**Work to complete:** Reproduce the records below exactly as they appear, omitting any pictures they contain.

Collected data entries:
★ ★ ★ ★ ★ ★ ★

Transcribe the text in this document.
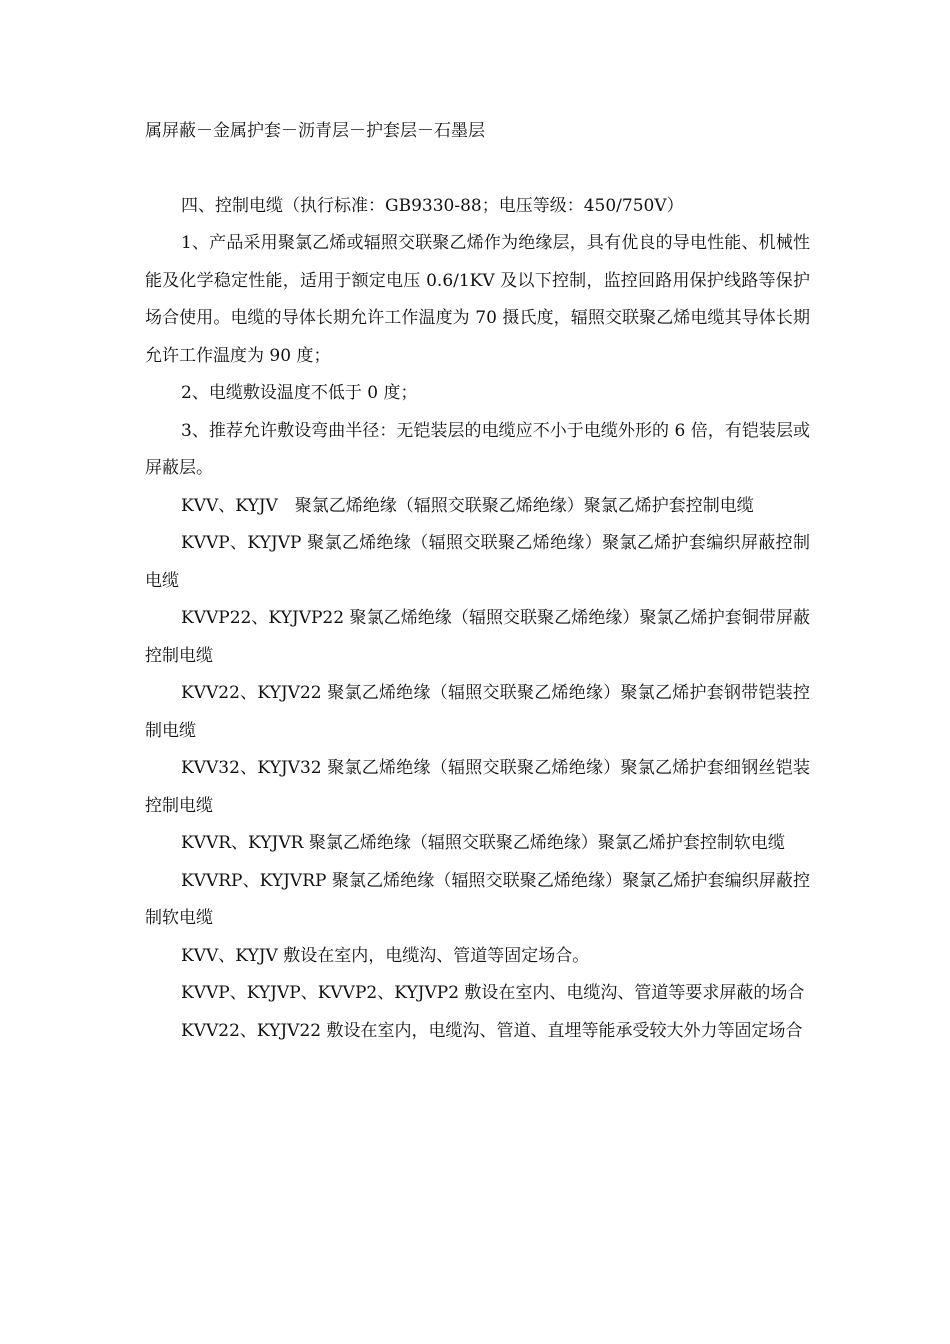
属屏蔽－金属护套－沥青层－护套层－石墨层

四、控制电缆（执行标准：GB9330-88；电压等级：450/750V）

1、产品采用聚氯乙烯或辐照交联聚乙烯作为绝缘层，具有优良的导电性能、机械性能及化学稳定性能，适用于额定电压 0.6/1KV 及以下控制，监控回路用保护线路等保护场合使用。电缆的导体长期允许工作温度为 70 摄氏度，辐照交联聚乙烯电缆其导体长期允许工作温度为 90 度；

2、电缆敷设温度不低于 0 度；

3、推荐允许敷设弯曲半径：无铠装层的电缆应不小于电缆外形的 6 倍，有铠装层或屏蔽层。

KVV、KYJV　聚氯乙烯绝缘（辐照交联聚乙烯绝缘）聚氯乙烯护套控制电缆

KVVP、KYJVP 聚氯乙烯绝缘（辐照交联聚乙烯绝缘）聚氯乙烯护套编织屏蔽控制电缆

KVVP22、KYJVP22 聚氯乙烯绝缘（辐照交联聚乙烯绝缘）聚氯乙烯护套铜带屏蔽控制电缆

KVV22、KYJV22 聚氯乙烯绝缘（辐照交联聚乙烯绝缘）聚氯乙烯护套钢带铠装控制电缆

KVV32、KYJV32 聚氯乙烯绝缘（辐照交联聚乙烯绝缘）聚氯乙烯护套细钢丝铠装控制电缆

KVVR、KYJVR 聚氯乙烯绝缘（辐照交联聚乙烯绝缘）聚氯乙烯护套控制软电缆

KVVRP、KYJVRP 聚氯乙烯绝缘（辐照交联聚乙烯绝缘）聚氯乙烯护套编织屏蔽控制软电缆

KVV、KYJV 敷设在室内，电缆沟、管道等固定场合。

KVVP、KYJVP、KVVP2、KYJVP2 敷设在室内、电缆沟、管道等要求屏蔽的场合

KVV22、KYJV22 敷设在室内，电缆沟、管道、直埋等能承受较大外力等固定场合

★ ★ ★ ★ ★ ★ ★

**Task answer:**
Transcribe the text in this document.
属屏蔽－金属护套－沥青层－护套层－石墨层

四、控制电缆（执行标准：GB9330-88；电压等级：450/750V）

1、产品采用聚氯乙烯或辐照交联聚乙烯作为绝缘层，具有优良的导电性能、机械性能及化学稳定性能，适用于额定电压 0.6/1KV 及以下控制，监控回路用保护线路等保护场合使用。电缆的导体长期允许工作温度为 70 摄氏度，辐照交联聚乙烯电缆其导体长期允许工作温度为 90 度；

2、电缆敷设温度不低于 0 度；

3、推荐允许敷设弯曲半径：无铠装层的电缆应不小于电缆外形的 6 倍，有铠装层或屏蔽层。

KVV、KYJV　聚氯乙烯绝缘（辐照交联聚乙烯绝缘）聚氯乙烯护套控制电缆

KVVP、KYJVP 聚氯乙烯绝缘（辐照交联聚乙烯绝缘）聚氯乙烯护套编织屏蔽控制电缆

KVVP22、KYJVP22 聚氯乙烯绝缘（辐照交联聚乙烯绝缘）聚氯乙烯护套铜带屏蔽控制电缆

KVV22、KYJV22 聚氯乙烯绝缘（辐照交联聚乙烯绝缘）聚氯乙烯护套钢带铠装控制电缆

KVV32、KYJV32 聚氯乙烯绝缘（辐照交联聚乙烯绝缘）聚氯乙烯护套细钢丝铠装控制电缆

KVVR、KYJVR 聚氯乙烯绝缘（辐照交联聚乙烯绝缘）聚氯乙烯护套控制软电缆

KVVRP、KYJVRP 聚氯乙烯绝缘（辐照交联聚乙烯绝缘）聚氯乙烯护套编织屏蔽控制软电缆

KVV、KYJV 敷设在室内，电缆沟、管道等固定场合。

KVVP、KYJVP、KVVP2、KYJVP2 敷设在室内、电缆沟、管道等要求屏蔽的场合

KVV22、KYJV22 敷设在室内，电缆沟、管道、直埋等能承受较大外力等固定场合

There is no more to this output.